*STATED PROBLEM:* Count how many lines of the material below have the word "JSON" and give only the number.

A run of records
start
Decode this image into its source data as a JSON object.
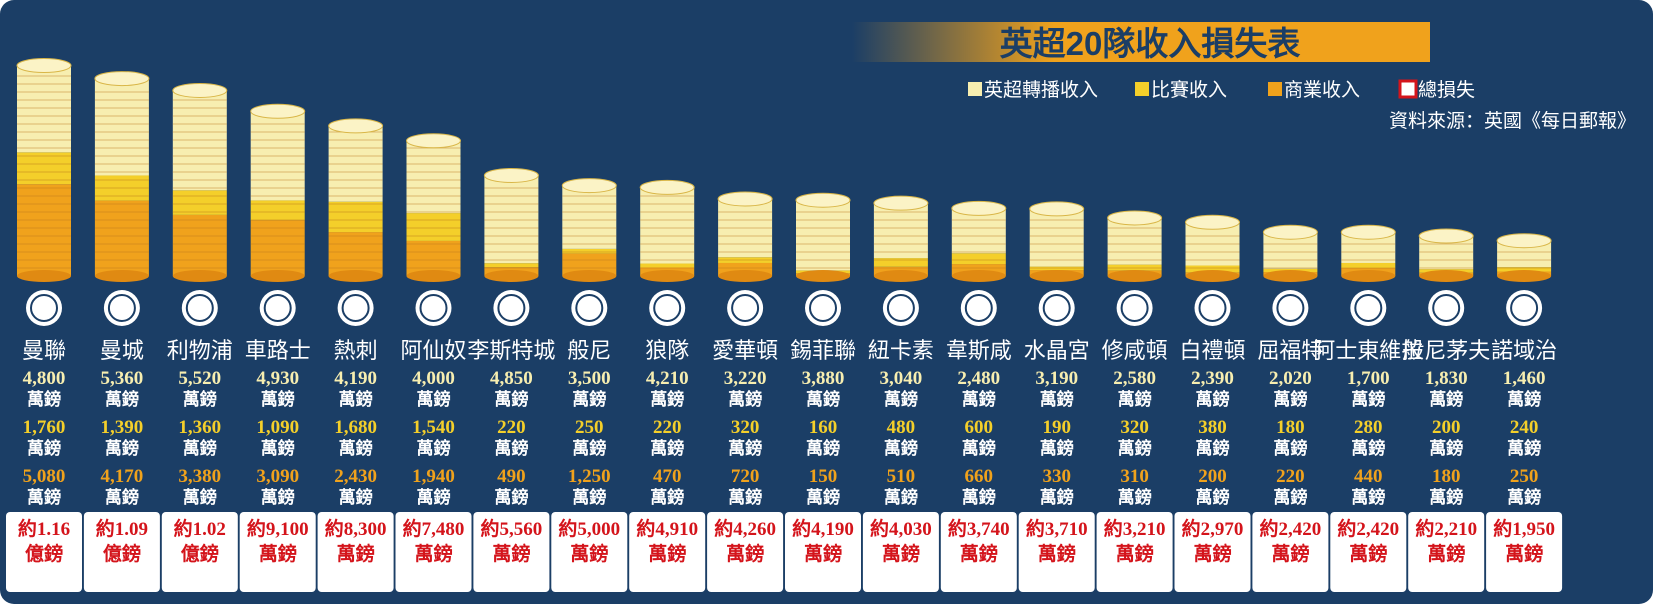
{
  "colors": {
    "background": "#1b3e66",
    "broadcast": "#f7eeb0",
    "matchday": "#f4cf2a",
    "commercial": "#f0a21c",
    "loss": "#d4141b",
    "title_bg": "#f0a21c"
  },
  "header": {
    "title": "英超20隊收入損失表",
    "legend": [
      {
        "key": "broadcast",
        "label": "英超轉播收入"
      },
      {
        "key": "matchday",
        "label": "比賽收入"
      },
      {
        "key": "commercial",
        "label": "商業收入"
      },
      {
        "key": "loss",
        "label": "總損失"
      }
    ],
    "source": "資料來源：英國《每日郵報》"
  },
  "chart_data": {
    "type": "bar",
    "title": "英超20隊收入損失表",
    "categories": [
      "曼聯",
      "曼城",
      "利物浦",
      "車路士",
      "熱刺",
      "阿仙奴",
      "李斯特城",
      "般尼",
      "狼隊",
      "愛華頓",
      "錫菲聯",
      "紐卡素",
      "韋斯咸",
      "水晶宮",
      "修咸頓",
      "白禮頓",
      "屈福特",
      "阿士東維拉",
      "般尼茅夫",
      "諾域治"
    ],
    "unit": "萬鎊",
    "series": [
      {
        "name": "英超轉播收入",
        "key": "broadcast",
        "values": [
          4800,
          5360,
          5520,
          4930,
          4190,
          4000,
          4850,
          3500,
          4210,
          3220,
          3880,
          3040,
          2480,
          3190,
          2580,
          2390,
          2020,
          1700,
          1830,
          1460
        ],
        "labels": [
          "4,800",
          "5,360",
          "5,520",
          "4,930",
          "4,190",
          "4,000",
          "4,850",
          "3,500",
          "4,210",
          "3,220",
          "3,880",
          "3,040",
          "2,480",
          "3,190",
          "2,580",
          "2,390",
          "2,020",
          "1,700",
          "1,830",
          "1,460"
        ]
      },
      {
        "name": "比賽收入",
        "key": "matchday",
        "values": [
          1760,
          1390,
          1360,
          1090,
          1680,
          1540,
          220,
          250,
          220,
          320,
          160,
          480,
          600,
          190,
          320,
          380,
          180,
          280,
          200,
          240
        ],
        "labels": [
          "1,760",
          "1,390",
          "1,360",
          "1,090",
          "1,680",
          "1,540",
          "220",
          "250",
          "220",
          "320",
          "160",
          "480",
          "600",
          "190",
          "320",
          "380",
          "180",
          "280",
          "200",
          "240"
        ]
      },
      {
        "name": "商業收入",
        "key": "commercial",
        "values": [
          5080,
          4170,
          3380,
          3090,
          2430,
          1940,
          490,
          1250,
          470,
          720,
          150,
          510,
          660,
          330,
          310,
          200,
          220,
          440,
          180,
          250
        ],
        "labels": [
          "5,080",
          "4,170",
          "3,380",
          "3,090",
          "2,430",
          "1,940",
          "490",
          "1,250",
          "470",
          "720",
          "150",
          "510",
          "660",
          "330",
          "310",
          "200",
          "220",
          "440",
          "180",
          "250"
        ]
      },
      {
        "name": "總損失",
        "key": "loss",
        "values": [
          11600,
          10900,
          10200,
          9100,
          8300,
          7480,
          5560,
          5000,
          4910,
          4260,
          4190,
          4030,
          3740,
          3710,
          3210,
          2970,
          2420,
          2420,
          2210,
          1950
        ],
        "labels": [
          "約1.16",
          "約1.09",
          "約1.02",
          "約9,100",
          "約8,300",
          "約7,480",
          "約5,560",
          "約5,000",
          "約4,910",
          "約4,260",
          "約4,190",
          "約4,030",
          "約3,740",
          "約3,710",
          "約3,210",
          "約2,970",
          "約2,420",
          "約2,420",
          "約2,210",
          "約1,950"
        ],
        "units": [
          "億鎊",
          "億鎊",
          "億鎊",
          "萬鎊",
          "萬鎊",
          "萬鎊",
          "萬鎊",
          "萬鎊",
          "萬鎊",
          "萬鎊",
          "萬鎊",
          "萬鎊",
          "萬鎊",
          "萬鎊",
          "萬鎊",
          "萬鎊",
          "萬鎊",
          "萬鎊",
          "萬鎊",
          "萬鎊"
        ]
      }
    ],
    "legend_position": "top-right",
    "grid": false
  }
}
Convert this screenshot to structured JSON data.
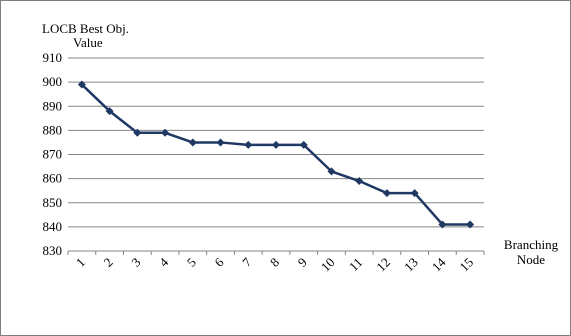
{
  "chart_data": {
    "type": "line",
    "title": "",
    "ylabel_lines": [
      "LOCB Best Obj.",
      "Value"
    ],
    "xlabel_lines": [
      "Branching",
      "Node"
    ],
    "x": [
      "1",
      "2",
      "3",
      "4",
      "5",
      "6",
      "7",
      "8",
      "9",
      "10",
      "11",
      "12",
      "13",
      "14",
      "15"
    ],
    "series": [
      {
        "values": [
          899,
          888,
          879,
          879,
          875,
          875,
          874,
          874,
          874,
          863,
          859,
          854,
          854,
          841,
          841
        ]
      }
    ],
    "ylim": [
      830,
      910
    ],
    "yticks": [
      830,
      840,
      850,
      860,
      870,
      880,
      890,
      900,
      910
    ],
    "grid": true,
    "legend": "none",
    "colors": {
      "series": "#1f3864",
      "grid": "#868686",
      "axis": "#868686"
    },
    "marker": "diamond"
  }
}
end
*THE SOLUTION:* 2